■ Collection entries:
▼▼▼

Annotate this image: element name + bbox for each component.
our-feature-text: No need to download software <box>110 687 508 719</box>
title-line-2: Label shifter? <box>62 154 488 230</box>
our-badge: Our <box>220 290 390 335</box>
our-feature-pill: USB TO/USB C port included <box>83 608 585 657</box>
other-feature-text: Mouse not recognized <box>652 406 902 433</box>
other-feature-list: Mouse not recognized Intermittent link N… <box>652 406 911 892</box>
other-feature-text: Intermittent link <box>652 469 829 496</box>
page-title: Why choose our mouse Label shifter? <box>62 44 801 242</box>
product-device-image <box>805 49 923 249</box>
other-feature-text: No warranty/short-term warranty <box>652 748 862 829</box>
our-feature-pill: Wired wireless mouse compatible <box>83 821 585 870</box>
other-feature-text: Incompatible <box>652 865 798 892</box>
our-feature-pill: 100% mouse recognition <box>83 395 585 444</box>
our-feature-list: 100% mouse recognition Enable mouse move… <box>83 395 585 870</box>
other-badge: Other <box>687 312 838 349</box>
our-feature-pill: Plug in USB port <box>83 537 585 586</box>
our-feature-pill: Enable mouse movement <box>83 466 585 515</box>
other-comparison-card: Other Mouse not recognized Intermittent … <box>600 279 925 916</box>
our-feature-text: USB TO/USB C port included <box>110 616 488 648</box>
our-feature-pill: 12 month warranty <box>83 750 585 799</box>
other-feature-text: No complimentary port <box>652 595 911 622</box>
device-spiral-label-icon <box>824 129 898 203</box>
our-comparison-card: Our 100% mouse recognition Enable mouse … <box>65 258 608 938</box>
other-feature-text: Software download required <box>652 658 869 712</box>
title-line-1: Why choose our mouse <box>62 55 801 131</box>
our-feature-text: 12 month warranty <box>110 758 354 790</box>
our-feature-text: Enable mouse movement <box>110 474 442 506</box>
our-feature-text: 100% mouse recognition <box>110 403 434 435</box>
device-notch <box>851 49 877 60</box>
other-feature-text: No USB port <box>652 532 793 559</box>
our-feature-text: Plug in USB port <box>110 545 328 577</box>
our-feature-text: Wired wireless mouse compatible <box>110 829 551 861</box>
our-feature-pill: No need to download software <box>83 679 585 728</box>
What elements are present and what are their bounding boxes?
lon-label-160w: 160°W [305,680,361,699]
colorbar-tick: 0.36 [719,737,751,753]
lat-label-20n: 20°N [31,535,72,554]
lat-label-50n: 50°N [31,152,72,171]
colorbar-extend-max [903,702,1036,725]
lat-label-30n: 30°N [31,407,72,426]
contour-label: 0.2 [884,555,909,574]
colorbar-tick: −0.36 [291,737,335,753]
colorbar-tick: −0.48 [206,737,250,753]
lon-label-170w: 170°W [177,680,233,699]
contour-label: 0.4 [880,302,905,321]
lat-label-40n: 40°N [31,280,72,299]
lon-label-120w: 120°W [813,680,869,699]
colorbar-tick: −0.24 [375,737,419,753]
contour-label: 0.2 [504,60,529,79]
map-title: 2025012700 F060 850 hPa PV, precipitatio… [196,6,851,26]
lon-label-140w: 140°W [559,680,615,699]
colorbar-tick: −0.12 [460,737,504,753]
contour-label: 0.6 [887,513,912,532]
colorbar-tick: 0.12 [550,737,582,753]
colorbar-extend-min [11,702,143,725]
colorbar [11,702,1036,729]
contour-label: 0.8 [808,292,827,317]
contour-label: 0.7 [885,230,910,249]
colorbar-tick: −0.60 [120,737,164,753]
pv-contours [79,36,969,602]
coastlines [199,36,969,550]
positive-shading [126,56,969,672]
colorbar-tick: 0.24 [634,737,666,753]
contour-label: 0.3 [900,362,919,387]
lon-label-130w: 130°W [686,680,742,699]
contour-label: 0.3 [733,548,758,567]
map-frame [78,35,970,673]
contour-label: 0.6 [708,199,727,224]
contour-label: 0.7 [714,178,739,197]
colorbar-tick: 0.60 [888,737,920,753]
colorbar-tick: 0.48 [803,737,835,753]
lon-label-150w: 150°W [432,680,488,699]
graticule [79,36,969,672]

▲▲▲

■ EXERCISE OBJECTIVE:
Repeat the records from the very start down through the line containing "our-feature-text: 12 month", including that line.

■ TASK RESULT:
Annotate this image: element name + bbox for each component.
our-feature-text: No need to download software <box>110 687 508 719</box>
title-line-2: Label shifter? <box>62 154 488 230</box>
our-badge: Our <box>220 290 390 335</box>
our-feature-pill: USB TO/USB C port included <box>83 608 585 657</box>
other-feature-text: Mouse not recognized <box>652 406 902 433</box>
other-feature-list: Mouse not recognized Intermittent link N… <box>652 406 911 892</box>
other-feature-text: Intermittent link <box>652 469 829 496</box>
page-title: Why choose our mouse Label shifter? <box>62 44 801 242</box>
product-device-image <box>805 49 923 249</box>
other-feature-text: No warranty/short-term warranty <box>652 748 862 829</box>
our-feature-pill: Wired wireless mouse compatible <box>83 821 585 870</box>
other-feature-text: Incompatible <box>652 865 798 892</box>
our-feature-pill: 100% mouse recognition <box>83 395 585 444</box>
our-feature-list: 100% mouse recognition Enable mouse move… <box>83 395 585 870</box>
other-badge: Other <box>687 312 838 349</box>
our-feature-pill: Plug in USB port <box>83 537 585 586</box>
our-feature-pill: Enable mouse movement <box>83 466 585 515</box>
other-comparison-card: Other Mouse not recognized Intermittent … <box>600 279 925 916</box>
our-feature-text: USB TO/USB C port included <box>110 616 488 648</box>
our-feature-pill: 12 month warranty <box>83 750 585 799</box>
other-feature-text: No complimentary port <box>652 595 911 622</box>
device-spiral-label-icon <box>824 129 898 203</box>
our-comparison-card: Our 100% mouse recognition Enable mouse … <box>65 258 608 938</box>
other-feature-text: Software download required <box>652 658 869 712</box>
title-line-1: Why choose our mouse <box>62 55 801 131</box>
our-feature-text: 12 month warranty <box>110 758 354 790</box>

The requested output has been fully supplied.